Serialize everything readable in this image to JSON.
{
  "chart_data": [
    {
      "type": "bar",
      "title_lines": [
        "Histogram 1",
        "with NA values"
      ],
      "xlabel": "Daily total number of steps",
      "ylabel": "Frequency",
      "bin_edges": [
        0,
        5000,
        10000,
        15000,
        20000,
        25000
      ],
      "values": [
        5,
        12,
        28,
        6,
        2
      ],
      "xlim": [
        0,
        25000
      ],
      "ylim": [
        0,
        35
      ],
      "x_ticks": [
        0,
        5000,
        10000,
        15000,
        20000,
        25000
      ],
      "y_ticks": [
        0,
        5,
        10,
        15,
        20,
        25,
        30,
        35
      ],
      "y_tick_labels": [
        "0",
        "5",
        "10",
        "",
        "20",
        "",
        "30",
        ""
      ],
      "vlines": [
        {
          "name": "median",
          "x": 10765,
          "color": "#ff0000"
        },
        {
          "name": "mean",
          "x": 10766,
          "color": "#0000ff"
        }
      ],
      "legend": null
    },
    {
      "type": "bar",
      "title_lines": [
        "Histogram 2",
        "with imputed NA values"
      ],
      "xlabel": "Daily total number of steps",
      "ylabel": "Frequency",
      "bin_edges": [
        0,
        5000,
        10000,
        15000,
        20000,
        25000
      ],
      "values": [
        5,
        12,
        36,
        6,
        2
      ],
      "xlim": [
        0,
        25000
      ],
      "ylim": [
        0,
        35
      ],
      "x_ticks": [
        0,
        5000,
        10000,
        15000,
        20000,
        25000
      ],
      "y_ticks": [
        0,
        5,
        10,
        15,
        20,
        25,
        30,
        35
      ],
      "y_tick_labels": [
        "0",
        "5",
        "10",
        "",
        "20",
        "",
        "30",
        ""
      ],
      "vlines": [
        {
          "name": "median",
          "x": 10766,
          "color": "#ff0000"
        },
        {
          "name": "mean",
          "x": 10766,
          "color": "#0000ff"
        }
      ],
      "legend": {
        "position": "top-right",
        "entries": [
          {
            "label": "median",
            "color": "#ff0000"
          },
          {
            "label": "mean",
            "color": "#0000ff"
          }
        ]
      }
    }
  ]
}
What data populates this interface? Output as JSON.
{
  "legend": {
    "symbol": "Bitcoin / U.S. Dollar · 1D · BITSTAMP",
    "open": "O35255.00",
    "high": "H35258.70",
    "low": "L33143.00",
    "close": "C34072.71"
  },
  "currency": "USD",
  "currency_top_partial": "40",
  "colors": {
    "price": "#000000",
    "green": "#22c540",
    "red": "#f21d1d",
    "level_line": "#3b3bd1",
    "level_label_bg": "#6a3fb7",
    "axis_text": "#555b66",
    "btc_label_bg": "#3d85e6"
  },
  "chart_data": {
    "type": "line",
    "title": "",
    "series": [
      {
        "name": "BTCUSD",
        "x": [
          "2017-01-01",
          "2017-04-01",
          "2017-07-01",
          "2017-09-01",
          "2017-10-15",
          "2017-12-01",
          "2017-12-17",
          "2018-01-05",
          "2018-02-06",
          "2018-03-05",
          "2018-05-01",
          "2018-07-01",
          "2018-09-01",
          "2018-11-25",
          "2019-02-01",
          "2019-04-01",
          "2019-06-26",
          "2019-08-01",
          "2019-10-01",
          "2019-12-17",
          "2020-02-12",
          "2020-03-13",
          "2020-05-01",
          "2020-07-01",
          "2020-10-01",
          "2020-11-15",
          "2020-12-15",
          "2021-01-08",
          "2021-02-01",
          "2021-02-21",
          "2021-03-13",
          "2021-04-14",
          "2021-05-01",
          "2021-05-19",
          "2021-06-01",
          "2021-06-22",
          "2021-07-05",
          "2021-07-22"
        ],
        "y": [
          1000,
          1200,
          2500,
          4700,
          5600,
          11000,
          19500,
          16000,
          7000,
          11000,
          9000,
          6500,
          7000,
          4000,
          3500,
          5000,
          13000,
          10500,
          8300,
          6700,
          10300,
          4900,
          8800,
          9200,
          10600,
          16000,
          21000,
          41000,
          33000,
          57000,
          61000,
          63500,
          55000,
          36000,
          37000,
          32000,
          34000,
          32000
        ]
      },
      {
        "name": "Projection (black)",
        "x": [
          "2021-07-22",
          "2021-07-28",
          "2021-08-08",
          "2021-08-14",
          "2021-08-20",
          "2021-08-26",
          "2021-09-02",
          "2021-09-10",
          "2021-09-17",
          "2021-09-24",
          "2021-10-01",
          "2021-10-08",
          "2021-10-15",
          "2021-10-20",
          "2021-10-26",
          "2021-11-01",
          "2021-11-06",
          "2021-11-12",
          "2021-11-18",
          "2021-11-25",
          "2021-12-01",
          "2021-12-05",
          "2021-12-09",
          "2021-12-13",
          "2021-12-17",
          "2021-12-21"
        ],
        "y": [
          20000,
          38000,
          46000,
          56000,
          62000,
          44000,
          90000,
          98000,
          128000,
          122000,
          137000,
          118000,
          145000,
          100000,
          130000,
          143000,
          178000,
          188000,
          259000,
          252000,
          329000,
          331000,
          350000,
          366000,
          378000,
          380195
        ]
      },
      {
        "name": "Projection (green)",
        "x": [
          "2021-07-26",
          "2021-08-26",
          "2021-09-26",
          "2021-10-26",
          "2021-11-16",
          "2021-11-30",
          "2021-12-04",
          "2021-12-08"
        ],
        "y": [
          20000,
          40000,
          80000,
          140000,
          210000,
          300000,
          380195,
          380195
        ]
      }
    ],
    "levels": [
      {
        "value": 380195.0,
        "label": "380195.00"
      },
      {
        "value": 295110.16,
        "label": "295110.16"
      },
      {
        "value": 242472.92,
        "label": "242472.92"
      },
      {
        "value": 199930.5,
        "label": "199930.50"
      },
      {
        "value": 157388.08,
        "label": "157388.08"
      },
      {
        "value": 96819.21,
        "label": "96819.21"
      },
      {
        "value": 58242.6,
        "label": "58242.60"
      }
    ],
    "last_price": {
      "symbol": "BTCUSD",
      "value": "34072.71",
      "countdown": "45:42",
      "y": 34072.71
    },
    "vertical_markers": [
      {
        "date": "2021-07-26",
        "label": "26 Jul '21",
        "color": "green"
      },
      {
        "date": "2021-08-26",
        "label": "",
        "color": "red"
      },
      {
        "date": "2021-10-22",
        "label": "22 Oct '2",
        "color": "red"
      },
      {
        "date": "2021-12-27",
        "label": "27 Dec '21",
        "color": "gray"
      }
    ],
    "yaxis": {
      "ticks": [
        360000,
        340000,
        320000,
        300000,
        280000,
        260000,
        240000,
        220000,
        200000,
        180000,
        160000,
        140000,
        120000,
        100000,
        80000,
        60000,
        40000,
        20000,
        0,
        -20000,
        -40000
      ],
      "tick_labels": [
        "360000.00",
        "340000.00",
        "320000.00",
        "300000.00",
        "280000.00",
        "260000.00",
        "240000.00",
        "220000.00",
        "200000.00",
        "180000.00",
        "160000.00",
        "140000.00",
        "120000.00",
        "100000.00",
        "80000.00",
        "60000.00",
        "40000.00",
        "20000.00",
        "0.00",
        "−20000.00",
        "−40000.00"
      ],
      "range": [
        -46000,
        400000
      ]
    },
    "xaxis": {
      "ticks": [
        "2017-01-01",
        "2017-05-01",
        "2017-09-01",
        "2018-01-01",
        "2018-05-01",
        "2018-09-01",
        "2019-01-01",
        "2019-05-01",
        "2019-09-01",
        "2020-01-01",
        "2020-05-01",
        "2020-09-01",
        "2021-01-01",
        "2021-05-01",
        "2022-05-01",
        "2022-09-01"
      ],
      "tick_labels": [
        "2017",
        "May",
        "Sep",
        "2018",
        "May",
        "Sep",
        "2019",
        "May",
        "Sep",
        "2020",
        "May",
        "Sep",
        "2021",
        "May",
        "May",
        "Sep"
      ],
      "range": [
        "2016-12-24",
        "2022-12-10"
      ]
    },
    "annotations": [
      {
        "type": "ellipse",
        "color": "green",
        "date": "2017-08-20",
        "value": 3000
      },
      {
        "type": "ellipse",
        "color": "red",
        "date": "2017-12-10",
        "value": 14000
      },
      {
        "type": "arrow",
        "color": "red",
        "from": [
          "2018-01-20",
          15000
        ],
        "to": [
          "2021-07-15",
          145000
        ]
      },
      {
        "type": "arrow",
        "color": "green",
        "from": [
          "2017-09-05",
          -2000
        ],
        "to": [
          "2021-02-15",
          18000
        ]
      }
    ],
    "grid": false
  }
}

======

__Task brief__. Lines holding the word "this" should be counted across the entries; state only how many there are.

__Problem solution__. 2